→ Recorded information:
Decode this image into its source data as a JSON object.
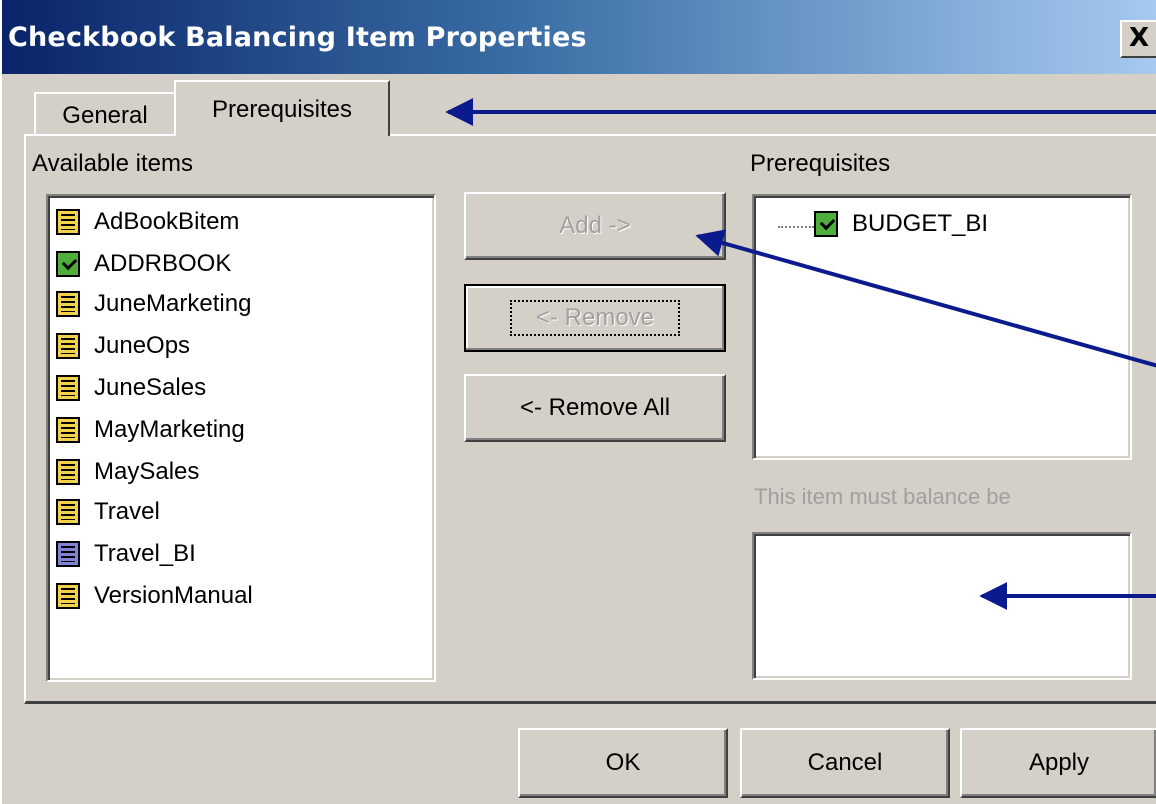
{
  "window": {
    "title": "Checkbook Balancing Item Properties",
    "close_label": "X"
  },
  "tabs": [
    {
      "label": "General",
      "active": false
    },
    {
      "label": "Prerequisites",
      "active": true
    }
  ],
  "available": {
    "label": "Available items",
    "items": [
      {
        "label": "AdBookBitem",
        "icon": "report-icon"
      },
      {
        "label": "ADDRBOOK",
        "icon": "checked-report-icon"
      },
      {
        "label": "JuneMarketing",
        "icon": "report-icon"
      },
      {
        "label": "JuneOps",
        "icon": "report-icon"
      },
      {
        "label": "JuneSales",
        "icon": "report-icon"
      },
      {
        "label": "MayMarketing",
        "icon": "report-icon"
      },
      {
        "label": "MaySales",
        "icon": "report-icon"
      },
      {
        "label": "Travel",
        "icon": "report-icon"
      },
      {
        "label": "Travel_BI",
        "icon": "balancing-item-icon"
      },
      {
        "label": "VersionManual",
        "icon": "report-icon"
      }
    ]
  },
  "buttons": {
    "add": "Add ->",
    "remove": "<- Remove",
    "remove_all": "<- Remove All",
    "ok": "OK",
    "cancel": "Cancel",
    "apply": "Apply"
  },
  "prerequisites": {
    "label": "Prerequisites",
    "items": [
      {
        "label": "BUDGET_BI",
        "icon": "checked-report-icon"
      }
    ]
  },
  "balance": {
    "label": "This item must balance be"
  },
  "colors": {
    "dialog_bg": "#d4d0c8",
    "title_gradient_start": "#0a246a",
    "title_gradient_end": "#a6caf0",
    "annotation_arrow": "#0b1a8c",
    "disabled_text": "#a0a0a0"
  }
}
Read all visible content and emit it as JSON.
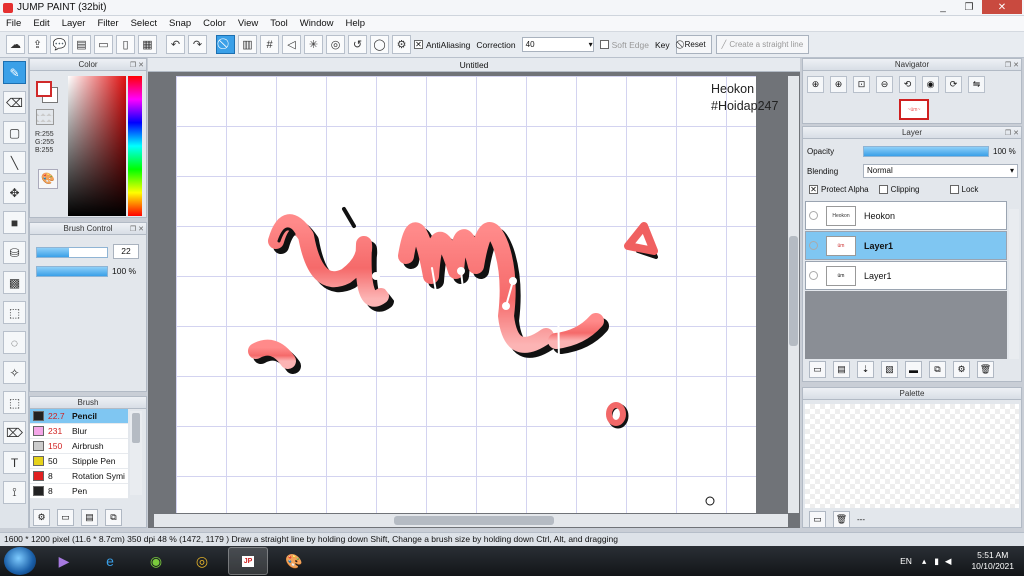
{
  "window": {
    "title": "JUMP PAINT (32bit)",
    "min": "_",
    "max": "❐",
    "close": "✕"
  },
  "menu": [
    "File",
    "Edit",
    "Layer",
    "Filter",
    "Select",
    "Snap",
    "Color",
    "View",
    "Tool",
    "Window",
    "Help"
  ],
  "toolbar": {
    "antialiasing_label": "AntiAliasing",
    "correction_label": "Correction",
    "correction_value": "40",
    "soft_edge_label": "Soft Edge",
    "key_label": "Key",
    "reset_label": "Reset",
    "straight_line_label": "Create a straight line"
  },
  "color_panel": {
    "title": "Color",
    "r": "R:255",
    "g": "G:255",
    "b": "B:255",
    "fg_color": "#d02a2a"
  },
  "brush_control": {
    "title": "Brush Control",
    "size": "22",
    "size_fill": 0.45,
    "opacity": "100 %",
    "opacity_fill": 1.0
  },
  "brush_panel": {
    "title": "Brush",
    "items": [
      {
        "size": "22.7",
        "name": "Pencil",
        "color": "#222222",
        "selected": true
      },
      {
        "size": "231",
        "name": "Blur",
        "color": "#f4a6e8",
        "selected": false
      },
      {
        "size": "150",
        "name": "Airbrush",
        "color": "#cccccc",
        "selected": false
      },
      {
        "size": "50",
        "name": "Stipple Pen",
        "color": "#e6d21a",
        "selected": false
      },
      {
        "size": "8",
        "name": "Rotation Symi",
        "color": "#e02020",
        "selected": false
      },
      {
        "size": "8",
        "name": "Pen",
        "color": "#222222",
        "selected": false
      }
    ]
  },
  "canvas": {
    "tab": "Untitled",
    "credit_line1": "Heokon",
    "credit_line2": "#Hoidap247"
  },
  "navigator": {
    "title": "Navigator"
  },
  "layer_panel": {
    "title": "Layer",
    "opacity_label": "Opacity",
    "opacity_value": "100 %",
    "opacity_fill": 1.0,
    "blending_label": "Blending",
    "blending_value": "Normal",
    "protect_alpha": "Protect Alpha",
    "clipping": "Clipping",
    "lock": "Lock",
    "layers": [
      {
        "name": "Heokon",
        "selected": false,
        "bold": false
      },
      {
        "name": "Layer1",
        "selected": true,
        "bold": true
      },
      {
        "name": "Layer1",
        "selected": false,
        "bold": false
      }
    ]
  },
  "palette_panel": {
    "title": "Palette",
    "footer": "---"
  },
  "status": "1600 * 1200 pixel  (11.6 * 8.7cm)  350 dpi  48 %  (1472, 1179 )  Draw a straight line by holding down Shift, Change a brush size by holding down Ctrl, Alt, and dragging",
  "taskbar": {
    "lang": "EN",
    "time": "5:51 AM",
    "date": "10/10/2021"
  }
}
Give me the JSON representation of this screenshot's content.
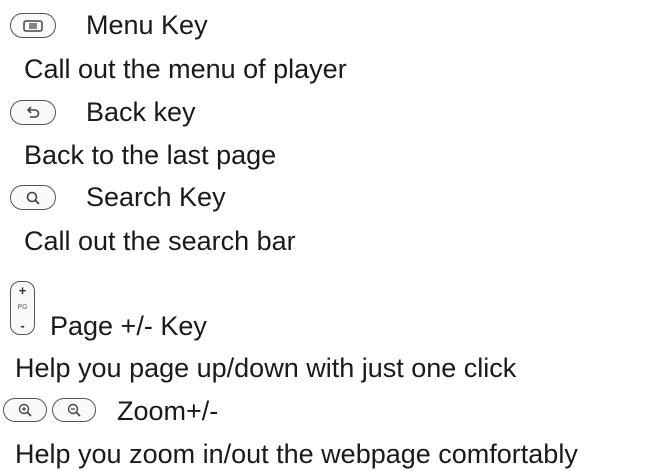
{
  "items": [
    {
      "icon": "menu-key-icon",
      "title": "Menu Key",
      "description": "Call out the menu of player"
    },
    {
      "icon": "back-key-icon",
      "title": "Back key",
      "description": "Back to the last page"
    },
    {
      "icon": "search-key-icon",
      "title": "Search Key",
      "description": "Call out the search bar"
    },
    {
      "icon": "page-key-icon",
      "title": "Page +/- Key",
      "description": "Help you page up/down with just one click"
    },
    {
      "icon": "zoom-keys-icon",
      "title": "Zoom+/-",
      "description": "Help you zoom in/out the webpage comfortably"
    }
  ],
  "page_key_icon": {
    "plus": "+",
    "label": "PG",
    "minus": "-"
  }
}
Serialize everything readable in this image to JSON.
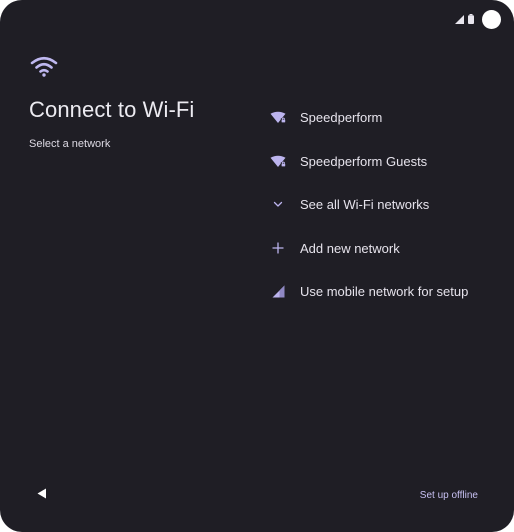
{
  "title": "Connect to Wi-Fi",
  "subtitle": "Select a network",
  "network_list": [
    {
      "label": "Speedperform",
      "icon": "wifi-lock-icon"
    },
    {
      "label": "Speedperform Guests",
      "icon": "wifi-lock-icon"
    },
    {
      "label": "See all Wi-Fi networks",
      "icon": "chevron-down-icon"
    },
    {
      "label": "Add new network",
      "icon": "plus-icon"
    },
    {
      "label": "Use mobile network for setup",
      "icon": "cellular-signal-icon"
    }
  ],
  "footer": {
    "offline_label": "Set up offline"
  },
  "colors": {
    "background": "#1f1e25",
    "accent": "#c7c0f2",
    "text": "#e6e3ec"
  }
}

→ Stated exercise: Report how many lines in the listing above include the word "balance". Give nothing but the number.

→ Answer to the task: 2